**What you will do:** Copy out the complete listing, word for word.

**Records for this exercise:**
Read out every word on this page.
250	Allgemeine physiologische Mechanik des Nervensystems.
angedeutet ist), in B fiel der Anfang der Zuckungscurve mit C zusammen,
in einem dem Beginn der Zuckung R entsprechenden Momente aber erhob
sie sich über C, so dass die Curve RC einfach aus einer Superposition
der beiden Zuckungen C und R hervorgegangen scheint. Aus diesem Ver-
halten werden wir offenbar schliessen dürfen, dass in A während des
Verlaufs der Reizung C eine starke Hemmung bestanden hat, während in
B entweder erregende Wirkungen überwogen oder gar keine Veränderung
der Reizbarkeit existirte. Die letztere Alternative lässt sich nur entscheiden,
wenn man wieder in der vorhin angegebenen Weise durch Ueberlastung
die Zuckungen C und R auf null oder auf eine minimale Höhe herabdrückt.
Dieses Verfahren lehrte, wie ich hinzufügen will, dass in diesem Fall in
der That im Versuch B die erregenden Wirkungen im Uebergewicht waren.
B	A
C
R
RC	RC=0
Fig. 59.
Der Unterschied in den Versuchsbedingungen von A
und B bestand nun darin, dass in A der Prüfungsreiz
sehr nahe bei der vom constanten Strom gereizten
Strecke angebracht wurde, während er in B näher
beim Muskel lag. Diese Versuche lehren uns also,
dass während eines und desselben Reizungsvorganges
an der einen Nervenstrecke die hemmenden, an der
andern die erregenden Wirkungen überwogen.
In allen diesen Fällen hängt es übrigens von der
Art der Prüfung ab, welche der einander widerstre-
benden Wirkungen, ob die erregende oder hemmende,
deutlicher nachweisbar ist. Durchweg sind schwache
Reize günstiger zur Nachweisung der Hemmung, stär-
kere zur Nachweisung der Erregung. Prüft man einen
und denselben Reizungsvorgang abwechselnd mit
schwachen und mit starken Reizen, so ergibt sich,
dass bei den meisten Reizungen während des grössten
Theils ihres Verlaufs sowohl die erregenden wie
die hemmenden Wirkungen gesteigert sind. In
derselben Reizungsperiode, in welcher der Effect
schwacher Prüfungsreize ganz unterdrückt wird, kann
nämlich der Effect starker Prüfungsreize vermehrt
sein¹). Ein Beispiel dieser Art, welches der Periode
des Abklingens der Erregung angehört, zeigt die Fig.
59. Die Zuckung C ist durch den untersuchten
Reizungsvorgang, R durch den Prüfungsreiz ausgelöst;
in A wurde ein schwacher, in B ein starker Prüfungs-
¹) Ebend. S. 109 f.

**Answer below:**
Read out every word on this page.
250	Allgemeine physiologische Mechanik des Nervensystems.
angedeutet ist), in B fiel der Anfang der Zuckungscurve mit C zusammen,
in einem dem Beginn der Zuckung R entsprechenden Momente aber erhob
sie sich über C, so dass die Curve RC einfach aus einer Superposition
der beiden Zuckungen C und R hervorgegangen scheint. Aus diesem Ver-
halten werden wir offenbar schliessen dürfen, dass in A während des
Verlaufs der Reizung C eine starke Hemmung bestanden hat, während in
B entweder erregende Wirkungen überwogen oder gar keine Veränderung
der Reizbarkeit existirte. Die letztere Alternative lässt sich nur entscheiden,
wenn man wieder in der vorhin angegebenen Weise durch Ueberlastung
die Zuckungen C und R auf null oder auf eine minimale Höhe herabdrückt.
Dieses Verfahren lehrte, wie ich hinzufügen will, dass in diesem Fall in
der That im Versuch B die erregenden Wirkungen im Uebergewicht waren.
B	A
C
R
RC	RC=0
Fig. 59.
Der Unterschied in den Versuchsbedingungen von A
und B bestand nun darin, dass in A der Prüfungsreiz
sehr nahe bei der vom constanten Strom gereizten
Strecke angebracht wurde, während er in B näher
beim Muskel lag. Diese Versuche lehren uns also,
dass während eines und desselben Reizungsvorganges
an der einen Nervenstrecke die hemmenden, an der
andern die erregenden Wirkungen überwogen.
In allen diesen Fällen hängt es übrigens von der
Art der Prüfung ab, welche der einander widerstre-
benden Wirkungen, ob die erregende oder hemmende,
deutlicher nachweisbar ist. Durchweg sind schwache
Reize günstiger zur Nachweisung der Hemmung, stär-
kere zur Nachweisung der Erregung. Prüft man einen
und denselben Reizungsvorgang abwechselnd mit
schwachen und mit starken Reizen, so ergibt sich,
dass bei den meisten Reizungen während des grössten
Theils ihres Verlaufs sowohl die erregenden wie
die hemmenden Wirkungen gesteigert sind. In
derselben Reizungsperiode, in welcher der Effect
schwacher Prüfungsreize ganz unterdrückt wird, kann
nämlich der Effect starker Prüfungsreize vermehrt
sein¹). Ein Beispiel dieser Art, welches der Periode
des Abklingens der Erregung angehört, zeigt die Fig.
59. Die Zuckung C ist durch den untersuchten
Reizungsvorgang, R durch den Prüfungsreiz ausgelöst;
in A wurde ein schwacher, in B ein starker Prüfungs-
¹) Ebend. S. 109 f.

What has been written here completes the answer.